[Directions]:
Check each line below for the word "will", and copy those that have it.

[Saved entries]
----
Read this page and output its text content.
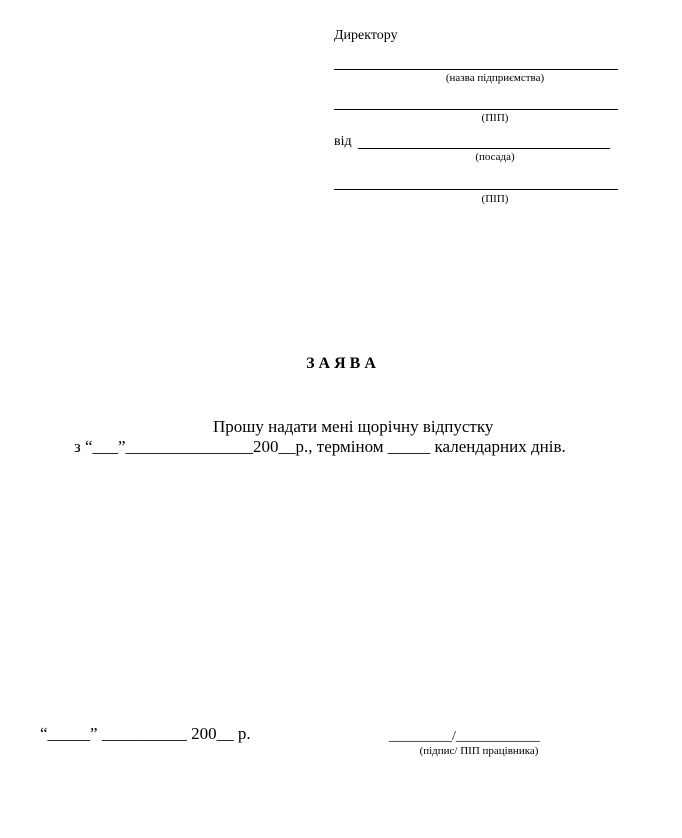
Директору
(назва підприємства)
(ПІП)
від
(посада)
(ПІП)
З А Я В А
Прошу надати мені щорічну відпустку
з “___”_______________200__р., терміном _____ календарних днів.
“_____” __________ 200__ р.	_________/____________
(підпис/ ПІП працівника)
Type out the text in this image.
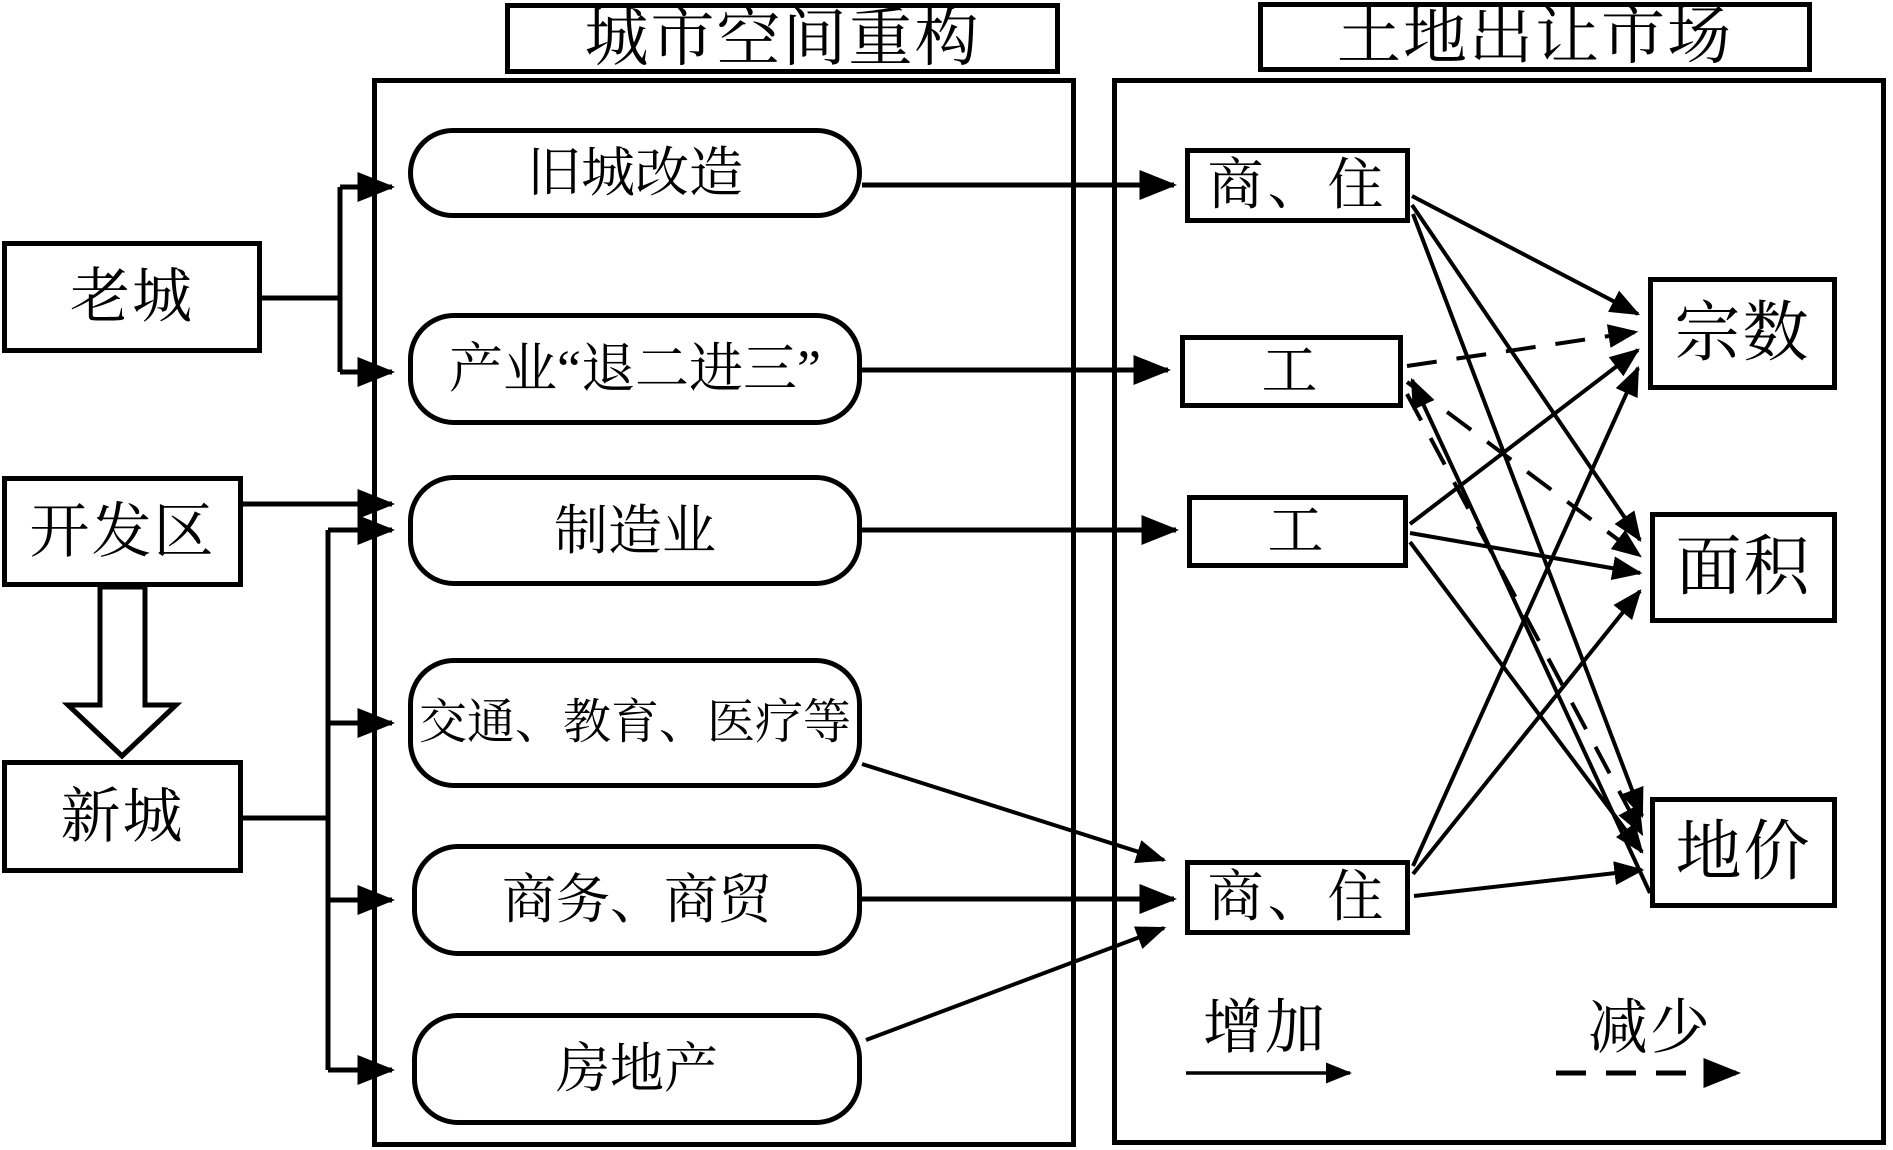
城市空间重构	土地出让市场
老城
开发区
新城
旧城改造
产业“退二进三”
制造业
交通、教育、医疗等
商务、商贸
房地产
商、住
工
工
商、住
宗数
面积
地价
增加	减少
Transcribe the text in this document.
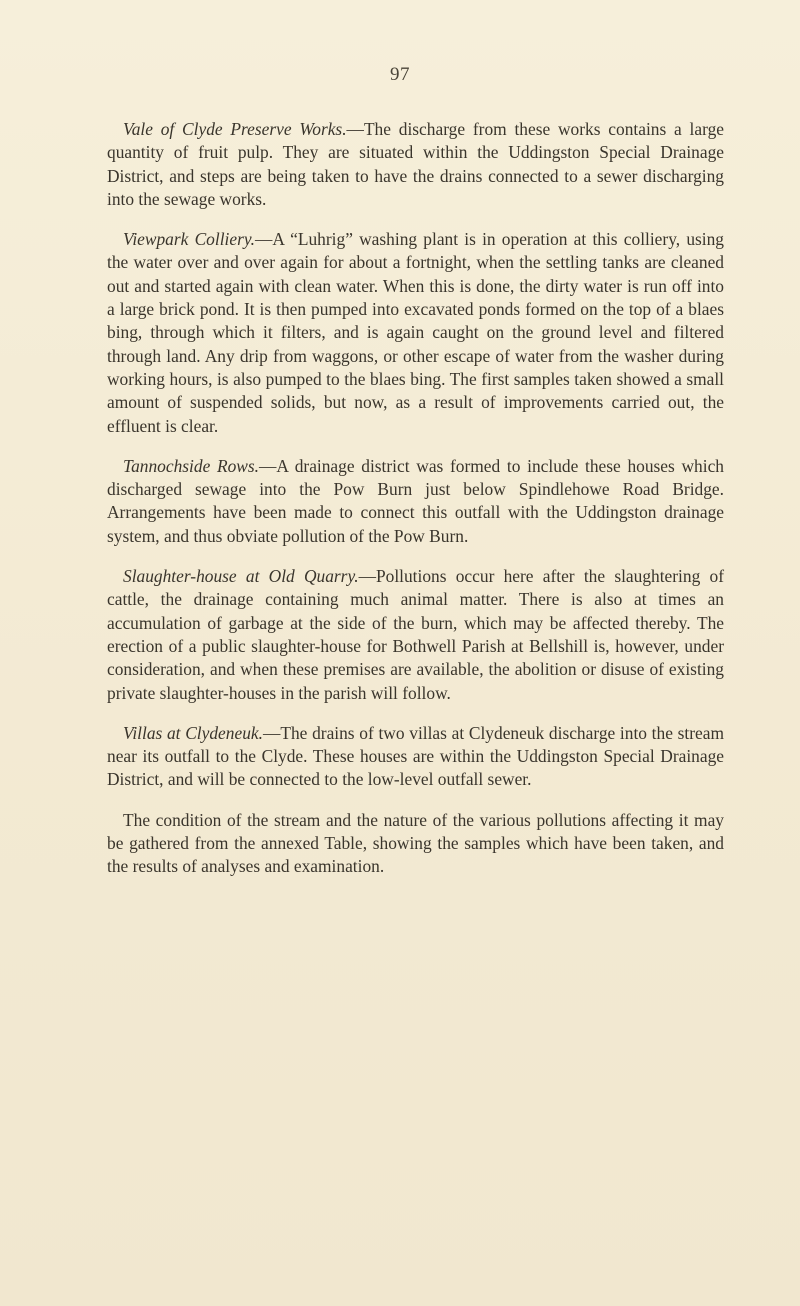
97

Vale of Clyde Preserve Works.—The discharge from these works contains a large quantity of fruit pulp. They are situated within the Uddingston Special Drainage District, and steps are being taken to have the drains connected to a sewer discharging into the sewage works.

Viewpark Colliery.—A “Luhrig” washing plant is in operation at this colliery, using the water over and over again for about a fortnight, when the settling tanks are cleaned out and started again with clean water. When this is done, the dirty water is run off into a large brick pond. It is then pumped into excavated ponds formed on the top of a blaes bing, through which it filters, and is again caught on the ground level and filtered through land. Any drip from waggons, or other escape of water from the washer during working hours, is also pumped to the blaes bing. The first samples taken showed a small amount of suspended solids, but now, as a result of improvements carried out, the effluent is clear.

Tannochside Rows.—A drainage district was formed to include these houses which discharged sewage into the Pow Burn just below Spindlehowe Road Bridge. Arrangements have been made to connect this outfall with the Uddingston drainage system, and thus obviate pollution of the Pow Burn.

Slaughter-house at Old Quarry.—Pollutions occur here after the slaughtering of cattle, the drainage containing much animal matter. There is also at times an accumulation of garbage at the side of the burn, which may be affected thereby. The erection of a public slaughter-house for Bothwell Parish at Bellshill is, however, under consideration, and when these premises are available, the abolition or disuse of existing private slaughter-houses in the parish will follow.

Villas at Clydeneuk.—The drains of two villas at Clydeneuk discharge into the stream near its outfall to the Clyde. These houses are within the Uddingston Special Drainage District, and will be connected to the low-level outfall sewer.

The condition of the stream and the nature of the various pollutions affecting it may be gathered from the annexed Table, showing the samples which have been taken, and the results of analyses and examination.
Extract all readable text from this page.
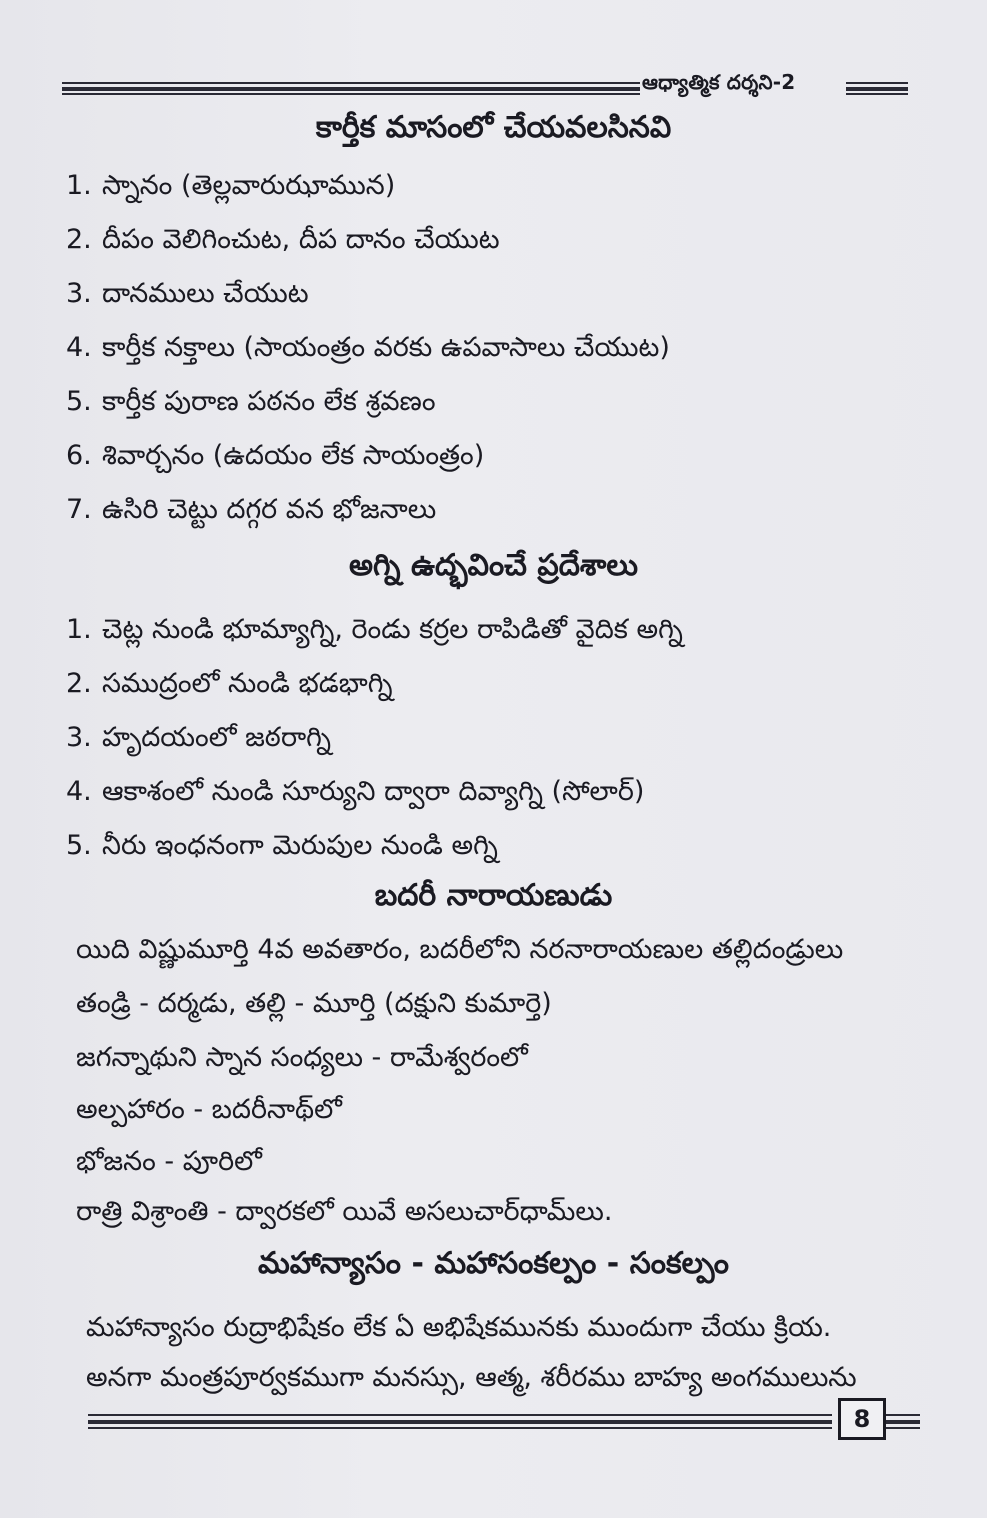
ఆధ్యాత్మిక దర్శని-2
కార్తీక మాసంలో చేయవలసినవి
1. స్నానం (తెల్లవారుఝామున)
2. దీపం వెలిగించుట, దీప దానం చేయుట
3. దానములు చేయుట
4. కార్తీక నక్తాలు (సాయంత్రం వరకు ఉపవాసాలు చేయుట)
5. కార్తీక పురాణ పఠనం లేక శ్రవణం
6. శివార్చనం (ఉదయం లేక సాయంత్రం)
7. ఉసిరి చెట్టు దగ్గర వన భోజనాలు
అగ్ని ఉద్భవించే ప్రదేశాలు
1. చెట్ల నుండి భూమ్యాగ్ని, రెండు కర్రల రాపిడితో వైదిక అగ్ని
2. సముద్రంలో నుండి భడభాగ్ని
3. హృదయంలో జఠరాగ్ని
4. ఆకాశంలో నుండి సూర్యుని ద్వారా దివ్యాగ్ని (సోలార్)
5. నీరు ఇంధనంగా మెరుపుల నుండి అగ్ని
బదరీ నారాయణుడు
యిది విష్ణుమూర్తి 4వ అవతారం, బదరీలోని నరనారాయణుల తల్లిదండ్రులు
తండ్రి - దర్మడు, తల్లి - మూర్తి (దక్షుని కుమార్తె)
జగన్నాథుని స్నాన సంధ్యలు - రామేశ్వరంలో
అల్పహారం - బదరీనాథ్‌లో
భోజనం - పూరిలో
రాత్రి విశ్రాంతి - ద్వారకలో యివే అసలుచార్‌ధామ్‌లు.
మహాన్యాసం - మహాసంకల్పం - సంకల్పం
మహాన్యాసం రుద్రాభిషేకం లేక ఏ అభిషేకమునకు ముందుగా చేయు క్రియ.
అనగా మంత్రపూర్వకముగా మనస్సు, ఆత్మ, శరీరము బాహ్య అంగములును
8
----
[Result of this exercise]:
Slaughter-house at Old Quarry.—Pollutions occur here after the slaughtering of cattle, the drainage containing much animal matter. There is also at times an accumulation of garbage at the side of the burn, which may be affected thereby. The erection of a public slaughter-house for Bothwell Parish at Bellshill is, however, under consideration, and when these premises are available, the abolition or disuse of existing private slaughter-houses in the parish will follow.
Villas at Clydeneuk.—The drains of two villas at Clydeneuk discharge into the stream near its outfall to the Clyde. These houses are within the Uddingston Special Drainage District, and will be connected to the low-level outfall sewer.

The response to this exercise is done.